**YOUR OBJECTIVE**: Scan the entries for the word "Before" and return every line that has it.

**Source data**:
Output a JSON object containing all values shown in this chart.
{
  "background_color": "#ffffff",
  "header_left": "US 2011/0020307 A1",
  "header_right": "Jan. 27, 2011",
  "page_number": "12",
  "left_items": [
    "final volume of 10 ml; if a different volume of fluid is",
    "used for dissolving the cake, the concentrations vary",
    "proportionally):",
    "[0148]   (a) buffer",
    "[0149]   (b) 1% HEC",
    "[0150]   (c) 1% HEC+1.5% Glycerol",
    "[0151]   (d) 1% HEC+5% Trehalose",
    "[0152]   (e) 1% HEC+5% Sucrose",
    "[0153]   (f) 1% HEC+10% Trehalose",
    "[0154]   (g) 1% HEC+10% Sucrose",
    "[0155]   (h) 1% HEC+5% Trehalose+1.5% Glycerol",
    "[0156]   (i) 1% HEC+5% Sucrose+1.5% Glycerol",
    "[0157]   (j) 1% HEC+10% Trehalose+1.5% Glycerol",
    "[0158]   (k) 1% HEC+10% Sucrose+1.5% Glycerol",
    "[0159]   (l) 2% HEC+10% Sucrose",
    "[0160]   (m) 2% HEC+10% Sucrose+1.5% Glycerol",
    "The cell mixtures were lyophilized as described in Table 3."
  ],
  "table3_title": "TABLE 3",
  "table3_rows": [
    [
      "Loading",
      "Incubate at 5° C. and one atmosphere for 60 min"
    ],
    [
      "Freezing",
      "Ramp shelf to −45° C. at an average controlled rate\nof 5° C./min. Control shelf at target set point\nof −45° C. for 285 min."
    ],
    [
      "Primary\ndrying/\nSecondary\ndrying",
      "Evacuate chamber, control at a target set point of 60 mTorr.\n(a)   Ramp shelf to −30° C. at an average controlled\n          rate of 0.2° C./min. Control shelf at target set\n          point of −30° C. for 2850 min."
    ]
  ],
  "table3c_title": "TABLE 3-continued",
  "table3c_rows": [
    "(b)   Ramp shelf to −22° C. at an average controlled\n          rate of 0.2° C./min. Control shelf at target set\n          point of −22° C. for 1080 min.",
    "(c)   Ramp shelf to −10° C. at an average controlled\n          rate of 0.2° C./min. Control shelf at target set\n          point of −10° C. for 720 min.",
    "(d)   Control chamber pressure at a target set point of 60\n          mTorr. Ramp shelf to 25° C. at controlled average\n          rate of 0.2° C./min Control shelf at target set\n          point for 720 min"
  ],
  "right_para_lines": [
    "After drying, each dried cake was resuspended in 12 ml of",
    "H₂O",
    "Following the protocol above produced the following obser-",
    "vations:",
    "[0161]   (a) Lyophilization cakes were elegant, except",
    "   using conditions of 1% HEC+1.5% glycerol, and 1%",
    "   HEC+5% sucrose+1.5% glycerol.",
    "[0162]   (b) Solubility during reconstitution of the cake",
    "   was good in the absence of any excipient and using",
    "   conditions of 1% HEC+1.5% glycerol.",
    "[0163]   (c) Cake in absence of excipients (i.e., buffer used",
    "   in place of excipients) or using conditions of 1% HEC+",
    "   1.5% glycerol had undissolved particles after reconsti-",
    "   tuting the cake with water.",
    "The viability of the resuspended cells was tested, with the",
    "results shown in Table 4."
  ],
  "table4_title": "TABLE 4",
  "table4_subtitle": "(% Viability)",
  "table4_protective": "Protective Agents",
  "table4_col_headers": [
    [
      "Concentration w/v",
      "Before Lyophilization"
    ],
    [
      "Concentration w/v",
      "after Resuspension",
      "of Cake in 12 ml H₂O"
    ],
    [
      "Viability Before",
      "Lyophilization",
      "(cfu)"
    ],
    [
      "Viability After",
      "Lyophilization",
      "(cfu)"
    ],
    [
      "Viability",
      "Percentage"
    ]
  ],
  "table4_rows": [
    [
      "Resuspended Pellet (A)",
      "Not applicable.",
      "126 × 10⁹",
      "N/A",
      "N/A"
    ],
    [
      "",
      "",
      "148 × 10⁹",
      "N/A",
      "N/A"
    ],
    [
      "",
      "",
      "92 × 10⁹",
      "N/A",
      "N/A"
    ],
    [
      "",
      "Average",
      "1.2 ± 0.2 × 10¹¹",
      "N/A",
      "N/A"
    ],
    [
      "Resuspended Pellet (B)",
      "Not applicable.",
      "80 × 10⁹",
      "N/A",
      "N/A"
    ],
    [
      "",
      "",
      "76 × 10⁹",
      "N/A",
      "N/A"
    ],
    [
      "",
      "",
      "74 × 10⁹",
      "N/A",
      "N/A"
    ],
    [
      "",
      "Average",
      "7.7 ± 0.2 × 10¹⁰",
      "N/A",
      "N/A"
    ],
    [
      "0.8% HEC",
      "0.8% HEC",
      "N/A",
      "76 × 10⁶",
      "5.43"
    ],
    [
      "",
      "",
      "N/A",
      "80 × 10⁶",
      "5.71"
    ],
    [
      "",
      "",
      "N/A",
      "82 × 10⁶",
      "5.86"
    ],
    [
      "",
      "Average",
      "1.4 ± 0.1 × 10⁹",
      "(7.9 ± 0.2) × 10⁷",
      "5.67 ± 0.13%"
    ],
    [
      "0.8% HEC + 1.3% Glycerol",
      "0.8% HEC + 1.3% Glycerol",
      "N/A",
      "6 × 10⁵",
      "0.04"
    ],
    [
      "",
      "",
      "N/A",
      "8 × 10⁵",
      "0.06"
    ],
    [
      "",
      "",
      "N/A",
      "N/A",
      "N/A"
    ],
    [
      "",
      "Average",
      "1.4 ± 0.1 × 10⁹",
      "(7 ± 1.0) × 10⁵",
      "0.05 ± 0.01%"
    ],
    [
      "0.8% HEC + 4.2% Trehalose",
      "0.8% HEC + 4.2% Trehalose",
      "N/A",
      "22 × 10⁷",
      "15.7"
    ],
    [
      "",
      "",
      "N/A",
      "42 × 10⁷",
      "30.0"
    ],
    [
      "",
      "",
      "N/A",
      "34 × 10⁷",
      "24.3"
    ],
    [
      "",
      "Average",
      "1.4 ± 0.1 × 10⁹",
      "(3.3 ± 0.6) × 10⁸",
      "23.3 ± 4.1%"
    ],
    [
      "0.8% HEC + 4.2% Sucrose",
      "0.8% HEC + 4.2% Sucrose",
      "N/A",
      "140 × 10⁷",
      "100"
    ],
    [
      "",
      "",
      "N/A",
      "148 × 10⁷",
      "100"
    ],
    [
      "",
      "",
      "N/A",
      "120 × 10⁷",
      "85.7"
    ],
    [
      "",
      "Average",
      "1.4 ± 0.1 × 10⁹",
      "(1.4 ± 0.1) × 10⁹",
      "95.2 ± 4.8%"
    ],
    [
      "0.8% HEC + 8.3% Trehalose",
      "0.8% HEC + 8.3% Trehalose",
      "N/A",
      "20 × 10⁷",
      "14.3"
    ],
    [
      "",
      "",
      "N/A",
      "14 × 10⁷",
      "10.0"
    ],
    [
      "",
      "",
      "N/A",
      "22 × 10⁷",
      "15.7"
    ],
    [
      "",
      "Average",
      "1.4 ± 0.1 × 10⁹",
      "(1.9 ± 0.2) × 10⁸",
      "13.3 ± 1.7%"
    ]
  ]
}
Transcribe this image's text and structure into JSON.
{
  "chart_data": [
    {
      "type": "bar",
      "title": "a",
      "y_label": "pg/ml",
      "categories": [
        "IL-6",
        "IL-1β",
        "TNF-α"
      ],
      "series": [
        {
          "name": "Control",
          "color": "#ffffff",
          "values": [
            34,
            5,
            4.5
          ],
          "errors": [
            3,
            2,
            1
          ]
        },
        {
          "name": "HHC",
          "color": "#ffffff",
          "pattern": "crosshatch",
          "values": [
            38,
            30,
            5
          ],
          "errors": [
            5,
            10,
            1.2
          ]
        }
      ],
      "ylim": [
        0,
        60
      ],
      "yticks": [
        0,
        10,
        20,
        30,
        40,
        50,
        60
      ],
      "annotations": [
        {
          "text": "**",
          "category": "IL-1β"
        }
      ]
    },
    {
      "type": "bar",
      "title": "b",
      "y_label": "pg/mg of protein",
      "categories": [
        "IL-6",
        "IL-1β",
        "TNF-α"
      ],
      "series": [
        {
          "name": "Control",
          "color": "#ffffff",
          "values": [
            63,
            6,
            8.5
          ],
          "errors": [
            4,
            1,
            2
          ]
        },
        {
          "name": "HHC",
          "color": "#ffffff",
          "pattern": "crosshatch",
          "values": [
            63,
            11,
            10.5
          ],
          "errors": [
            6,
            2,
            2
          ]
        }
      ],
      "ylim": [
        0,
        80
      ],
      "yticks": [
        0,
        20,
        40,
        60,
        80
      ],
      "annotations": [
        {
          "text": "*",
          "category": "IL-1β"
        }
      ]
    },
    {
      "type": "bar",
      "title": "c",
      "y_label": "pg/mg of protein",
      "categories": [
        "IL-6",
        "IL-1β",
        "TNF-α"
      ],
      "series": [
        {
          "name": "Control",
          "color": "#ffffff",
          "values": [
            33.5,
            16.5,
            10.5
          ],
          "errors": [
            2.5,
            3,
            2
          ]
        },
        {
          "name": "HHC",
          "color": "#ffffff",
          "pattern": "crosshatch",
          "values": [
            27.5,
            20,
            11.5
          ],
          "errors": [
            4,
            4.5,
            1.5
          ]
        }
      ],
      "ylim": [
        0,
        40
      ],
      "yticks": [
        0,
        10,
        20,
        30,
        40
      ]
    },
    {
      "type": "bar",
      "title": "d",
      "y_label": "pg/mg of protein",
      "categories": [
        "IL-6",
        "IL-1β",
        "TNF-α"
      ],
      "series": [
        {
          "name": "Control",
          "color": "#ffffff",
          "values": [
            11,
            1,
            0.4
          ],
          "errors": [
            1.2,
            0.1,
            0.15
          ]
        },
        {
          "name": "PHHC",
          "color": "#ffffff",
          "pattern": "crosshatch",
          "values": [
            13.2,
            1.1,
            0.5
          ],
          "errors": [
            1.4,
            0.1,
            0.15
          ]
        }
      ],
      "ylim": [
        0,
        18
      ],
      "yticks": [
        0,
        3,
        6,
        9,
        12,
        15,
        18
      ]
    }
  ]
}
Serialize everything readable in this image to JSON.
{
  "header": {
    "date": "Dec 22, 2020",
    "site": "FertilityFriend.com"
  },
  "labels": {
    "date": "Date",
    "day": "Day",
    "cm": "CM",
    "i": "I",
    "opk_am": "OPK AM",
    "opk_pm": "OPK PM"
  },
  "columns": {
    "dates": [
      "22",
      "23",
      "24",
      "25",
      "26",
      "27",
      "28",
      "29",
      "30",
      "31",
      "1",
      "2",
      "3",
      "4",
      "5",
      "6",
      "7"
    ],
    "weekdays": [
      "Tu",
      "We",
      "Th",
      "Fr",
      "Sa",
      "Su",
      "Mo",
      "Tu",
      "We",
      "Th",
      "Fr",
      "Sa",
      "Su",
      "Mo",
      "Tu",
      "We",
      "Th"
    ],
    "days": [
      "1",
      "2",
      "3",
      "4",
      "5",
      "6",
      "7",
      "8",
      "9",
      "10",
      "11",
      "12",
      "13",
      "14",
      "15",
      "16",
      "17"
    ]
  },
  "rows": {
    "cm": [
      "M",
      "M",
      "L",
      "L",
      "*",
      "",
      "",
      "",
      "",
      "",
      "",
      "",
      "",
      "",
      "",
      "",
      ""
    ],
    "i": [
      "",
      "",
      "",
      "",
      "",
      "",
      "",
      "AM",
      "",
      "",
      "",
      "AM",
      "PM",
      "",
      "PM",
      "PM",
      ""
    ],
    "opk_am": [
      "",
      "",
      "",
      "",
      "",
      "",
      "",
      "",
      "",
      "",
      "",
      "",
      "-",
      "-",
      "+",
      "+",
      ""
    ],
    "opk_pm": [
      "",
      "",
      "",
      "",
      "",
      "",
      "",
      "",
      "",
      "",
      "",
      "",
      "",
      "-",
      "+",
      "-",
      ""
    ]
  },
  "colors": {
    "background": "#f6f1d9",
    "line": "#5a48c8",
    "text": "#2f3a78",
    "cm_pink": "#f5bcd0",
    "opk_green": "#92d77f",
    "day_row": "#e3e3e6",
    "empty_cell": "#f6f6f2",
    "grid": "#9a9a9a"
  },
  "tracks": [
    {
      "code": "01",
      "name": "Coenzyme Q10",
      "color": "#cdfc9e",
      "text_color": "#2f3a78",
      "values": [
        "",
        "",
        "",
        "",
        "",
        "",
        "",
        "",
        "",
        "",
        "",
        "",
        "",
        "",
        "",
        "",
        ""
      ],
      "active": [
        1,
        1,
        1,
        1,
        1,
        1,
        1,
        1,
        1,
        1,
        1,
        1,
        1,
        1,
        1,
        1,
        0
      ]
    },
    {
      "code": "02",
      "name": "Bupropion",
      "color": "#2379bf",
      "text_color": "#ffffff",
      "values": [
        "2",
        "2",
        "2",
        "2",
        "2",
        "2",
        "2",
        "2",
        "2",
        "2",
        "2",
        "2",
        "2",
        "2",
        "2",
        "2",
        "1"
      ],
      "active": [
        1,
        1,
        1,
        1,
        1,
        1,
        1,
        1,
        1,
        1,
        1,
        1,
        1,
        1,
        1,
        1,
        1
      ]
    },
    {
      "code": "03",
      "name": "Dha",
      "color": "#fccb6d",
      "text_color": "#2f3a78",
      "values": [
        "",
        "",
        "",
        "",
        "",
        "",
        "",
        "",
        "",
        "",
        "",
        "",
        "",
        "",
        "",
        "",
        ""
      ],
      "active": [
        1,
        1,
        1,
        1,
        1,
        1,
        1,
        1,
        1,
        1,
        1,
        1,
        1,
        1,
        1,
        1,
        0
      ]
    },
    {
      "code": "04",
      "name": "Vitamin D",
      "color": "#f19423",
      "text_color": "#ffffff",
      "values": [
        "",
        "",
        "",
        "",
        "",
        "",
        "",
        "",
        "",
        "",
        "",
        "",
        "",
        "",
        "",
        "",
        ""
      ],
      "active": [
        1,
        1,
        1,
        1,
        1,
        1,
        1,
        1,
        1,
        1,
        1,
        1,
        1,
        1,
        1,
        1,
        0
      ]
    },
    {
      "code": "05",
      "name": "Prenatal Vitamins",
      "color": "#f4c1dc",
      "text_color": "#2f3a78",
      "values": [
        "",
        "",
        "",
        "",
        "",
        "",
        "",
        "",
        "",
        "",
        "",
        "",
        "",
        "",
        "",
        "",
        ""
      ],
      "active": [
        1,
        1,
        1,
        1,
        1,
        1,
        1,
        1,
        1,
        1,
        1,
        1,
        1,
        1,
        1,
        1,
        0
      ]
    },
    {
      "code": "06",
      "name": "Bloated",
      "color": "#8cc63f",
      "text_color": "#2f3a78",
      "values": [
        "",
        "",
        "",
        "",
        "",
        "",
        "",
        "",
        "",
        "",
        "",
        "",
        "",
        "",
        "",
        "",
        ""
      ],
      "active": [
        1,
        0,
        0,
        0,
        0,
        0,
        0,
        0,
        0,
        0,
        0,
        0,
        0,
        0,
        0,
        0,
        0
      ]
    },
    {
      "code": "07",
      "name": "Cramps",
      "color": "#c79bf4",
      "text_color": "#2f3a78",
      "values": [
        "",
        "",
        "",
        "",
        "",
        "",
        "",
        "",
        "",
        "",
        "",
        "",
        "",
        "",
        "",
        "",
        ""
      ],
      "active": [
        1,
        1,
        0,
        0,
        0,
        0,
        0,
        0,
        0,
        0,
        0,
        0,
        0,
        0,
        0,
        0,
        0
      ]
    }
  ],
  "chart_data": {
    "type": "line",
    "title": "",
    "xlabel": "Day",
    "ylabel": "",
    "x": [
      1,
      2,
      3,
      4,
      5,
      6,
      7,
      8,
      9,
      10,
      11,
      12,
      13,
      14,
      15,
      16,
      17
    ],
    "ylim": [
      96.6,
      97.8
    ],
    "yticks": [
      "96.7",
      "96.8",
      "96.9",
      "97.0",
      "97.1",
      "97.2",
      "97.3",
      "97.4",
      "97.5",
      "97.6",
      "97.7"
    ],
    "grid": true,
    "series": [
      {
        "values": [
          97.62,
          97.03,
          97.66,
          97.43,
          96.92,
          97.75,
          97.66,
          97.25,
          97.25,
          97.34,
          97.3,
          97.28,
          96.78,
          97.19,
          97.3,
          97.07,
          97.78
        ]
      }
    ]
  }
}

**REPLY TO THE EXERCISE**:
      "Before Lyophilization"
      "Viability Before",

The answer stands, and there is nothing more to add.